CHALLENGE » Look for the string "title" in every line, and copy each line that has it.

Extracts from a graphics dataset
# # # # # # #

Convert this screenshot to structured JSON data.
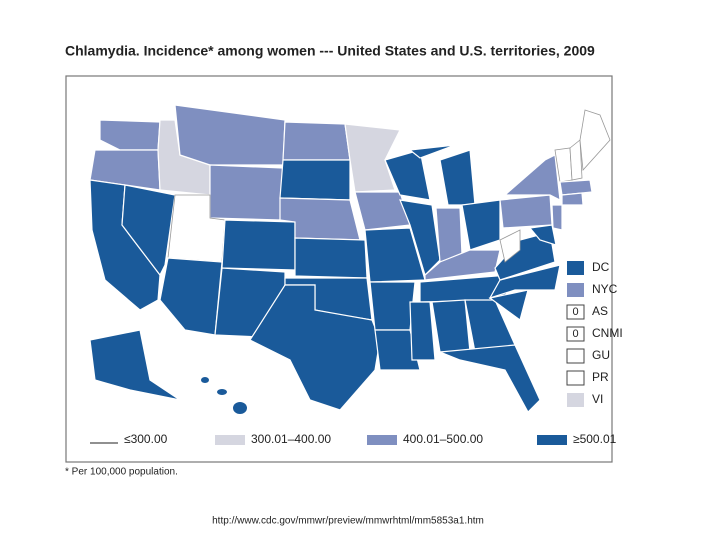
{
  "title": "Chlamydia. Incidence* among women --- United States and U.S. territories, 2009",
  "territory_legend": [
    {
      "label": "DC"
    },
    {
      "label": "NYC"
    },
    {
      "box": "0",
      "label": "AS"
    },
    {
      "box": "0",
      "label": "CNMI"
    },
    {
      "label": "GU"
    },
    {
      "label": "PR"
    },
    {
      "label": "VI"
    }
  ],
  "range_legend": [
    "≤300.00",
    "300.01–400.00",
    "400.01–500.00",
    "≥500.01"
  ],
  "footnote": "* Per 100,000 population.",
  "source_url": "http://www.cdc.gov/mmwr/preview/mmwrhtml/mm5853a1.htm"
}
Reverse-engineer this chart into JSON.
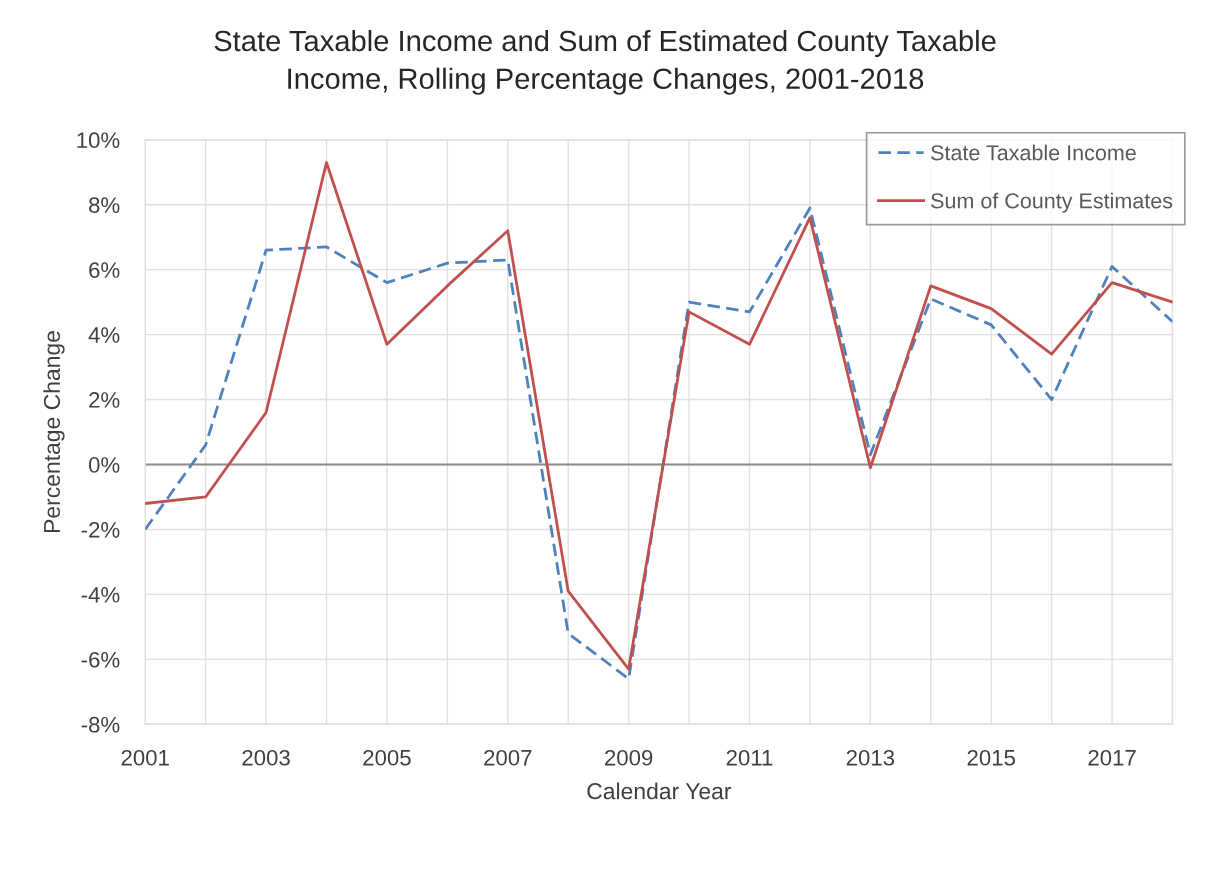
{
  "chart_data": {
    "type": "line",
    "title": "State Taxable Income and Sum of Estimated County Taxable\nIncome, Rolling Percentage Changes, 2001-2018",
    "xlabel": "Calendar Year",
    "ylabel": "Percentage Change",
    "x": [
      2001,
      2002,
      2003,
      2004,
      2005,
      2006,
      2007,
      2008,
      2009,
      2010,
      2011,
      2012,
      2013,
      2014,
      2015,
      2016,
      2017,
      2018
    ],
    "series": [
      {
        "name": "State Taxable Income",
        "color": "#4f81bd",
        "line_style": "dashed",
        "values": [
          -2.0,
          0.6,
          6.6,
          6.7,
          5.6,
          6.2,
          6.3,
          -5.2,
          -6.6,
          5.0,
          4.7,
          7.9,
          0.3,
          5.1,
          4.3,
          2.0,
          6.1,
          4.4
        ]
      },
      {
        "name": "Sum of County Estimates",
        "color": "#c0504d",
        "line_style": "solid",
        "values": [
          -1.2,
          -1.0,
          1.6,
          9.3,
          3.7,
          5.5,
          7.2,
          -3.9,
          -6.3,
          4.7,
          3.7,
          7.6,
          -0.1,
          5.5,
          4.8,
          3.4,
          5.6,
          5.0
        ]
      }
    ],
    "xlim": [
      2001,
      2018
    ],
    "xticks": [
      2001,
      {
        "value": 2002,
        "label": null
      },
      2003,
      {
        "value": 2004,
        "label": null
      },
      2005,
      {
        "value": 2006,
        "label": null
      },
      2007,
      {
        "value": 2008,
        "label": null
      },
      2009,
      {
        "value": 2010,
        "label": null
      },
      2011,
      {
        "value": 2012,
        "label": null
      },
      2013,
      {
        "value": 2014,
        "label": null
      },
      2015,
      {
        "value": 2016,
        "label": null
      },
      2017,
      {
        "value": 2018,
        "label": null
      }
    ],
    "ylim": [
      -8,
      10
    ],
    "yticks": [
      {
        "value": -8,
        "label": "-8%"
      },
      {
        "value": -6,
        "label": "-6%"
      },
      {
        "value": -4,
        "label": "-4%"
      },
      {
        "value": -2,
        "label": "-2%"
      },
      {
        "value": 0,
        "label": "0%"
      },
      {
        "value": 2,
        "label": "2%"
      },
      {
        "value": 4,
        "label": "4%"
      },
      {
        "value": 6,
        "label": "6%"
      },
      {
        "value": 8,
        "label": "8%"
      },
      {
        "value": 10,
        "label": "10%"
      }
    ],
    "ref_lines": [
      {
        "axis": "y",
        "value": 0,
        "color": "#8c8c8c"
      }
    ],
    "grid": true,
    "legend": "top right"
  }
}
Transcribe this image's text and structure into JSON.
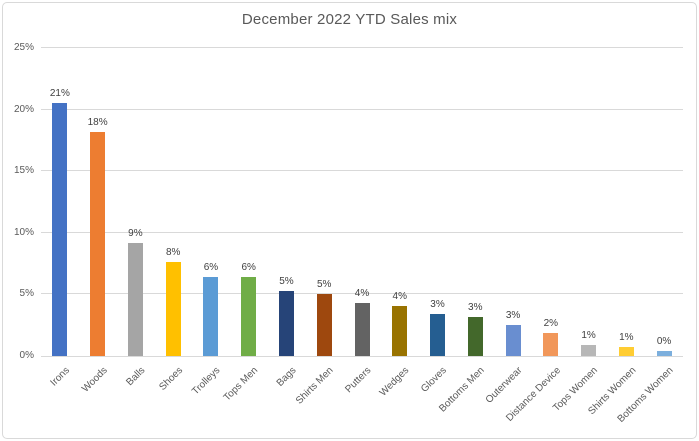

# # # # # # #

CORRECT ANSWER »
  "title": "Chlamydia. Incidence* among women --- United States and U.S. territories, 2009",
    "title": "State Taxable Income and Sum of Estimated County Taxable\nIncome, Rolling Percentage Changes, 2001-2018",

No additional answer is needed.